EXERCISE:
In the data science advice below, which two R packages are said to streamline the workflow, and what is each one for?

PASSAGE SHOWN:
Here's what I'd recommend.


GETTING STARTED WITH DATA SCIENCE


If you're interested in learning data science I'd suggest the following:
 

Tools

  1. I’d recommend learning R before Python (although Python is an exceptional tool). Here are a few reasons.
    1. Many of the hot tech companies in SF, the Valley, and NYC like Google, Apple, FB, LinkedIn, and Twitter are using R for much of their data science (not all of it, but a lot).
    2. R is the most common programming language among data scientists. O’Reilly Media just released their 2014 Data Science Salary Survey. I’ll caveat though, that Python came in at a close second. Which leads me to the third reason:
    3. R has 2 packages that dramatically streamline the DS workflow:
      • dplyr for data manipulation
      • ggplot2 for data visualization

        Learning these has several benefits: they streamline your workflow. They speed up your learning process, since they are very easy to use. And perhaps most importantly, they really teach you how to think about analyzing data. GGplot2 has a deep underlying structure to the syntax, based on the Grammar of Graphics theoretical framework. I won’t go into that too much, but suffice it to say, when you learn the ggplot2 syntax, you’re actually learning how to think about data visualization in a very deep way. You’ll eventually understand how to create complex visualizations without much effort.
         

        Skill Areas
        My recommendations are:

  2. Learn basic data visualizations first. Start with the essential plots:
    • the scatter plot
    • the bar chart
    • the line chart
      (But, again I recommend learning these in R’s ggplot2.) The reason I recommend these is
      1. The are, hands down, the most common plots. For entry level jobs, you’ll use these every day.
      2. They are “foundational” in the sense that when you learn about the underlying structure of these plots, it begins to open up the world of complex data visualizations.
        As with any discipline, you need to learn the foundations first; this will dramatically speed your progress in the intermediate to advanced stages.
      3. You’ll need these plots as “data exploration” tools. Whether you’re finding insights for your business partners or investigating the results of a sophisticated ML algorithm, you’ll likely be exploring your data visually.
      4. These plots are your best “data communication” tools. As noted elsewhere in this thread, C-level execs need you to translate your data-driven insights into simple language that can be understood in a 1-hour meeting. Communicating visually with the basic plots will be your best method for communicating to a non-technical audience. Communicating to non-technical audiences is a critical (and rare) auxiliary skill, so if you can learn to do this you will be very highly valued by management.
        I usually suggest learning these with dummy data (for simplicity) but if you have a simple .csv file, that should work to.
  3. Learn data management second (AKA, data wrangling, data munging)
    After you learn data visualization, I suggest that you “back into” data management. For this, you should find a dataset and learn to reshape it.
    The core data management skills:
    • subsetting (filtering out rows)

SUPPLIED MATERIAL:
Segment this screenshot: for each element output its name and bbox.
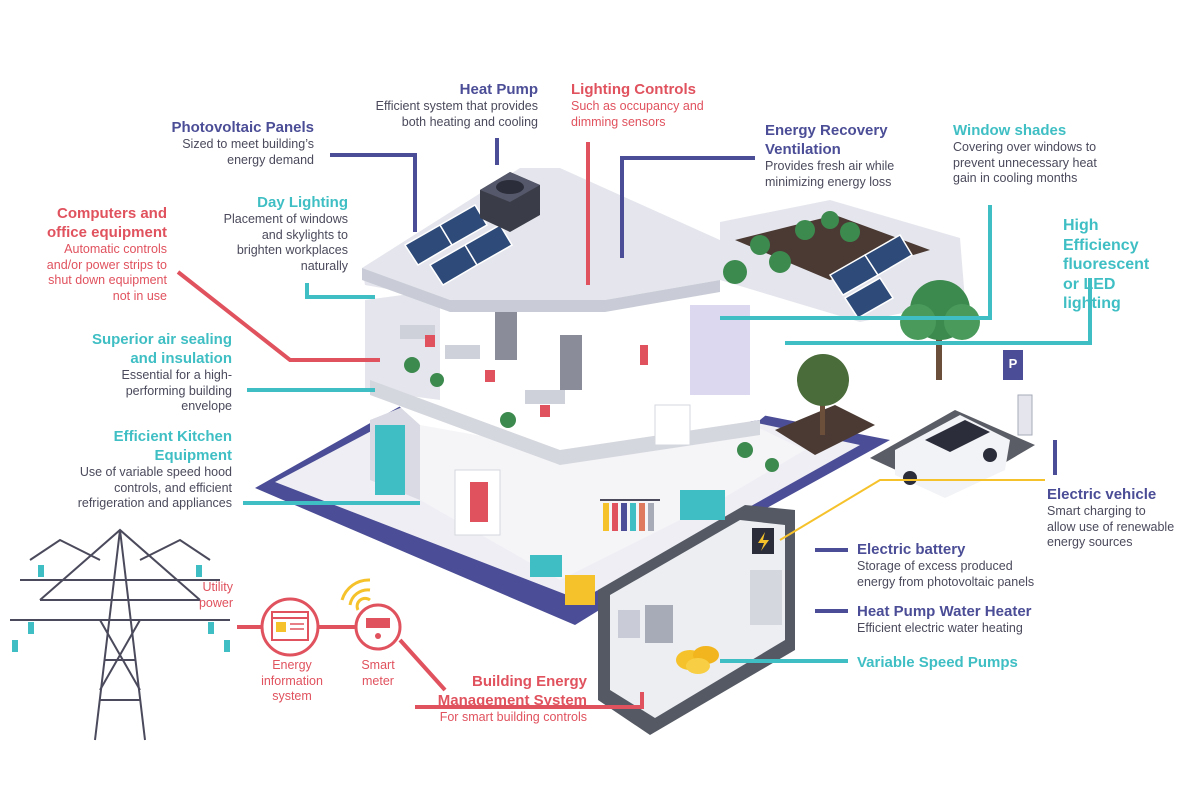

FINAL RESULT:
dplyr is for data manipulation, and ggplot2 is for data visualization.